▶ Written task
Select the lines that contain "ดเฉล" and copy each of them.

═════ Records for this exercise

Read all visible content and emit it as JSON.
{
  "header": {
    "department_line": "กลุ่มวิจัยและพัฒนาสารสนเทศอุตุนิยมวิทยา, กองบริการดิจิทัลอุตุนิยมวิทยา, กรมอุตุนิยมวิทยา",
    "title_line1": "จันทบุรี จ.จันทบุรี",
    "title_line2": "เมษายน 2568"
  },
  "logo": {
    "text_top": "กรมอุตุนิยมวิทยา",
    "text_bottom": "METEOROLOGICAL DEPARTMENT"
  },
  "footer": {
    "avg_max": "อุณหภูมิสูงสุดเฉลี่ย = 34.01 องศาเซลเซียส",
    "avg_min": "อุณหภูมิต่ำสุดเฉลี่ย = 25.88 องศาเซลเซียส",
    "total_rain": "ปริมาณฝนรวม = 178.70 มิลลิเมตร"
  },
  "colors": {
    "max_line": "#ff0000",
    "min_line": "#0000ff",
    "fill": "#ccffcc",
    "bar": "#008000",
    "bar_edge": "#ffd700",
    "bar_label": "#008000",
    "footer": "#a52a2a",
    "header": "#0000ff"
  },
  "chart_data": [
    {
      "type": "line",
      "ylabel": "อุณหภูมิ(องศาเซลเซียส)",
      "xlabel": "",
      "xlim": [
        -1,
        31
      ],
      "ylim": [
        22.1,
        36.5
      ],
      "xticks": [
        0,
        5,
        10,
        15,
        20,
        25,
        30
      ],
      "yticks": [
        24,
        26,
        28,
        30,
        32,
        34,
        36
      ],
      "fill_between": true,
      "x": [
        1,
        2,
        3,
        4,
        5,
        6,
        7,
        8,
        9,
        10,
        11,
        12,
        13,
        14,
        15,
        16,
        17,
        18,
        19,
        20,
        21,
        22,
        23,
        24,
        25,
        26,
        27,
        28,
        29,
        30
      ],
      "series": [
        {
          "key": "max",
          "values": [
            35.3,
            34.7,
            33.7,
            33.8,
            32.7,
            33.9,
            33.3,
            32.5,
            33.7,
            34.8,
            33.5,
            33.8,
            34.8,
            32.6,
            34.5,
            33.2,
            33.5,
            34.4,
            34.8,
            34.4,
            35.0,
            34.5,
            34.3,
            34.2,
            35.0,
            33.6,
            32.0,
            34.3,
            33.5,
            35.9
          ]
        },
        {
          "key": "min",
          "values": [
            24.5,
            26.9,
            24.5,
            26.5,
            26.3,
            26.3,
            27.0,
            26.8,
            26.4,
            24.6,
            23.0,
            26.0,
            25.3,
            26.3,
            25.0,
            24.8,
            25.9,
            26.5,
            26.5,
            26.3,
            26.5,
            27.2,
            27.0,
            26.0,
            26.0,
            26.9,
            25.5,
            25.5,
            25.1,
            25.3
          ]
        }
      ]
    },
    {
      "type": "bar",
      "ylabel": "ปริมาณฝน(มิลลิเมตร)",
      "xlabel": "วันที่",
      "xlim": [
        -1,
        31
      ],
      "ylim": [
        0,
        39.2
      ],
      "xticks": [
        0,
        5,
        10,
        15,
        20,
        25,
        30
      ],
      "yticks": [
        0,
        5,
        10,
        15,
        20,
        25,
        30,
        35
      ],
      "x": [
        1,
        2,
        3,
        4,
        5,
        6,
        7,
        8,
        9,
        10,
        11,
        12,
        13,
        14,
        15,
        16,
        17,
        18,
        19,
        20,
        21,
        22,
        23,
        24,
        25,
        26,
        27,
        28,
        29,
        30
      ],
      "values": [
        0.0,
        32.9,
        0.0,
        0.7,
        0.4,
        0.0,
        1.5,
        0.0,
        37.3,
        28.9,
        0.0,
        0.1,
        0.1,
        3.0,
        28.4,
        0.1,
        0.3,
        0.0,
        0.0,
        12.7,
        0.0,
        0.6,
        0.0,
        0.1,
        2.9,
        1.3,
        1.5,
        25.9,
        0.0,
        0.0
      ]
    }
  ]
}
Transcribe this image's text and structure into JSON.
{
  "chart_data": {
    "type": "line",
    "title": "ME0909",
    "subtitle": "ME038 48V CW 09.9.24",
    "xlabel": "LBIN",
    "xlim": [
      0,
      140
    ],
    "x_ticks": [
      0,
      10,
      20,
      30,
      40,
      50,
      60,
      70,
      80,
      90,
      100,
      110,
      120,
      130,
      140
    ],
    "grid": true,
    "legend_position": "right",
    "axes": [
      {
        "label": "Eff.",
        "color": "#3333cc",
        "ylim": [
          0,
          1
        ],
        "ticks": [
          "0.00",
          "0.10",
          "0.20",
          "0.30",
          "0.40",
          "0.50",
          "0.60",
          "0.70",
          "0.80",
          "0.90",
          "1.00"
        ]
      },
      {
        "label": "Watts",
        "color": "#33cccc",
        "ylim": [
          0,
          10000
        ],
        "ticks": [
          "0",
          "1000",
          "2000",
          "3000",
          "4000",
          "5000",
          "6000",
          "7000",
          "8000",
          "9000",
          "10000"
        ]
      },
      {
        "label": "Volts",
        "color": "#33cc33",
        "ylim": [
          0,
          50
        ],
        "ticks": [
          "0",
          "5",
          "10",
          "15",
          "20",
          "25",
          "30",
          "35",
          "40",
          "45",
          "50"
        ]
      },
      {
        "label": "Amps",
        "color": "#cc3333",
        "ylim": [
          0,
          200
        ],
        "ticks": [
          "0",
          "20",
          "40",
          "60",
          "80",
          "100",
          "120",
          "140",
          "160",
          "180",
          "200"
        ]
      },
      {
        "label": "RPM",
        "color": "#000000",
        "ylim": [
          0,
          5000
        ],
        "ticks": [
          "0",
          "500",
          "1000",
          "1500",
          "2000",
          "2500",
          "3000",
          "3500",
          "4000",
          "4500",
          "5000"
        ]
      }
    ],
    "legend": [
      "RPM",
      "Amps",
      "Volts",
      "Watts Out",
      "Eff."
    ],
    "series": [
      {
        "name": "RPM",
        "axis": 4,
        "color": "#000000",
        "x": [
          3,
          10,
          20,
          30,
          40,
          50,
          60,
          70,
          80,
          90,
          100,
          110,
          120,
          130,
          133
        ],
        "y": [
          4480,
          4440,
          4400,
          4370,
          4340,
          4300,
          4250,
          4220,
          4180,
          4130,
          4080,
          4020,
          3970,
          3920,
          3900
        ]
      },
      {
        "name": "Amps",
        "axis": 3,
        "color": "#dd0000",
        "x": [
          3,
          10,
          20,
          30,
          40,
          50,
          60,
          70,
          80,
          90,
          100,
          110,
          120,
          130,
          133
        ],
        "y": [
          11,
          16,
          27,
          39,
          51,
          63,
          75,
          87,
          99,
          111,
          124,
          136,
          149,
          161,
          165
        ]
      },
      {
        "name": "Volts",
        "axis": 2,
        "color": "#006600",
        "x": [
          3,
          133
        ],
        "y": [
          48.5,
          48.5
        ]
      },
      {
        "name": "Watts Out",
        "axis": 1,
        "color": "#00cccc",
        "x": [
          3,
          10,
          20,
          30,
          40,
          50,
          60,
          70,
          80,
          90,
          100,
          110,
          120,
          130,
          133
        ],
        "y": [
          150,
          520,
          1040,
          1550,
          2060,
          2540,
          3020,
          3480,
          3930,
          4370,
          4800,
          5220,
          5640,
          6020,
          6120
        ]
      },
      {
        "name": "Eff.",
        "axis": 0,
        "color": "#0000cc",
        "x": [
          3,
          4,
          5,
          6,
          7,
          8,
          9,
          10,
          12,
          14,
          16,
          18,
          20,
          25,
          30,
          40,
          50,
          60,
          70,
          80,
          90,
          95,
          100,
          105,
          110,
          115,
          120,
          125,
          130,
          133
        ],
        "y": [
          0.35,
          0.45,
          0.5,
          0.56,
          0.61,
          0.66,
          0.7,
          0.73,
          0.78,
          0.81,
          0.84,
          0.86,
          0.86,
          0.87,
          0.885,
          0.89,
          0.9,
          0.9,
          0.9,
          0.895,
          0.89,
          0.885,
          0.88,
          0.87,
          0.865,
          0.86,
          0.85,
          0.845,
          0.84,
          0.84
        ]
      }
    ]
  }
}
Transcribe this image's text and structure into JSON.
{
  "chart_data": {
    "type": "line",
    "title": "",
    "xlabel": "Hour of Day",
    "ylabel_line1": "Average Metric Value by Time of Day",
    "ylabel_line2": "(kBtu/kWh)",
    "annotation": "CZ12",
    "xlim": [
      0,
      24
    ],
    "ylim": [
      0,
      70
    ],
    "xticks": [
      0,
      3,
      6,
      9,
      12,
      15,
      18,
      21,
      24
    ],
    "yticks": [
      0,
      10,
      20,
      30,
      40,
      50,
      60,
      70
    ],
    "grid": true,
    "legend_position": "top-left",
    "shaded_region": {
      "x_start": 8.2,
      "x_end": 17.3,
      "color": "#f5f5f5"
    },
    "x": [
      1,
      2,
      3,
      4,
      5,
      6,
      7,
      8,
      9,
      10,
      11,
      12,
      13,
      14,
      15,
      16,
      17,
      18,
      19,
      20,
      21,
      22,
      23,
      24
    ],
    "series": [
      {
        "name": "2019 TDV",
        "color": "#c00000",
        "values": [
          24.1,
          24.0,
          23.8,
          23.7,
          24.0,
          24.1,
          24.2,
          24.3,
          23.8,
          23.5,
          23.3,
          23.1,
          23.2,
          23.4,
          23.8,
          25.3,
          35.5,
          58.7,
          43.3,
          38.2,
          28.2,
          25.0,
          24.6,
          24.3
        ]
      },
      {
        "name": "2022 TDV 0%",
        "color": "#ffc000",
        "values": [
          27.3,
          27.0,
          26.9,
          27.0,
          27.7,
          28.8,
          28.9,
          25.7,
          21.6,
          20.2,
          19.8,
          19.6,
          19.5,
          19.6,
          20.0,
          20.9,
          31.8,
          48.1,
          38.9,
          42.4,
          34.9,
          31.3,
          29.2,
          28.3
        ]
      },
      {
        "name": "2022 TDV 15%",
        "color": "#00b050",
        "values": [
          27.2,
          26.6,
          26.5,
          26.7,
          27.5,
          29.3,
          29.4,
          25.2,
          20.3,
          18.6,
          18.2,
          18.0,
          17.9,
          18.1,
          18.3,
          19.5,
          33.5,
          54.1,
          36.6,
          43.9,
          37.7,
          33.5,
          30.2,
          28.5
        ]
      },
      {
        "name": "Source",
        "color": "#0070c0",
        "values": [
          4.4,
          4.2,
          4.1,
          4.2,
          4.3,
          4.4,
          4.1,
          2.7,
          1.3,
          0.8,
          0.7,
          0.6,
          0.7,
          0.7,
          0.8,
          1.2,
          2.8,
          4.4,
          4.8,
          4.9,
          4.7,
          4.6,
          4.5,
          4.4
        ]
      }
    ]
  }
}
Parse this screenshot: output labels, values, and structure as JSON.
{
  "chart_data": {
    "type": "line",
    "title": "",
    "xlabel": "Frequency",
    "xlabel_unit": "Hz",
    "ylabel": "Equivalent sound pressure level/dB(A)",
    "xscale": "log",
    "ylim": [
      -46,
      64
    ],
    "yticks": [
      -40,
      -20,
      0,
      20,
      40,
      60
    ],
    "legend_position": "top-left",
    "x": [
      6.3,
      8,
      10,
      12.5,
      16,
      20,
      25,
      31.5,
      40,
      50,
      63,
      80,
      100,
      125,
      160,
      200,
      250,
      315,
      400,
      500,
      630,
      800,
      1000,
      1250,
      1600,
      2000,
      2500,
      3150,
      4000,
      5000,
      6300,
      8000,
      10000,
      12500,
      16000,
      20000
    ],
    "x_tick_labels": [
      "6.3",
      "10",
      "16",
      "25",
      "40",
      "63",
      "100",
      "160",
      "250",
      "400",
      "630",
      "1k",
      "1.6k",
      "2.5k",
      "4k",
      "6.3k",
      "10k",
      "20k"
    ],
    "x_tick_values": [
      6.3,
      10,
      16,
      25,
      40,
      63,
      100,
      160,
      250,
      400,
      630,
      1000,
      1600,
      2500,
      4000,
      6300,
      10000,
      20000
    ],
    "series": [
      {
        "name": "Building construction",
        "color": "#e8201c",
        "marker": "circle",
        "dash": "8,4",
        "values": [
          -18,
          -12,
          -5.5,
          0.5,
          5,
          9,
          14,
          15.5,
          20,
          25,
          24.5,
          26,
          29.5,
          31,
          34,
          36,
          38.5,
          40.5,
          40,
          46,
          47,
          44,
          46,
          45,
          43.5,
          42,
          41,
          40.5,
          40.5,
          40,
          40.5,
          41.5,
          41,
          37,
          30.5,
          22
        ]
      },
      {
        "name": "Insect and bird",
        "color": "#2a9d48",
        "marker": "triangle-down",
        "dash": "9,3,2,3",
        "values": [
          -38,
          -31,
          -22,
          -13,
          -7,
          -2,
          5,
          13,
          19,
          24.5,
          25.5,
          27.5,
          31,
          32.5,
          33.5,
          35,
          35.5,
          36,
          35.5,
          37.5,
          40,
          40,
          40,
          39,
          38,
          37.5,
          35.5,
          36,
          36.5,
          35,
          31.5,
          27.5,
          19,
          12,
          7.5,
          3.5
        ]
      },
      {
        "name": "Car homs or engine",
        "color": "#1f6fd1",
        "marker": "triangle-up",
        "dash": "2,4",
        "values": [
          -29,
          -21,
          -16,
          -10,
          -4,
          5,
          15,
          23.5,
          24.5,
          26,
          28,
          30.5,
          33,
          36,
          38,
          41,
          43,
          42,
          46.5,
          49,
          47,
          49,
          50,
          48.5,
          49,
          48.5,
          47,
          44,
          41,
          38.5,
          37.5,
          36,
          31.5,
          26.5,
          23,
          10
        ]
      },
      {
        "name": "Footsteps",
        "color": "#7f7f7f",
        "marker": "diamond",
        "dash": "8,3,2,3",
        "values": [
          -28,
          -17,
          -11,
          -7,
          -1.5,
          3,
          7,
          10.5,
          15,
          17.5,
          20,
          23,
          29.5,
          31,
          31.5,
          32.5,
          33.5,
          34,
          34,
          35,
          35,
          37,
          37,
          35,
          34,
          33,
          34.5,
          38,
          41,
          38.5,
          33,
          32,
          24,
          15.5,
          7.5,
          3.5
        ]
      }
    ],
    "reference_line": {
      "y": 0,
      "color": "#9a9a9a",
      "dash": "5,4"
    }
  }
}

══════════

▶ Final result
    "avg_max": "อุณหภูมิสูงสุดเฉลี่ย = 34.01 องศาเซลเซียส",
    "avg_min": "อุณหภูมิต่ำสุดเฉลี่ย = 25.88 องศาเซลเซียส",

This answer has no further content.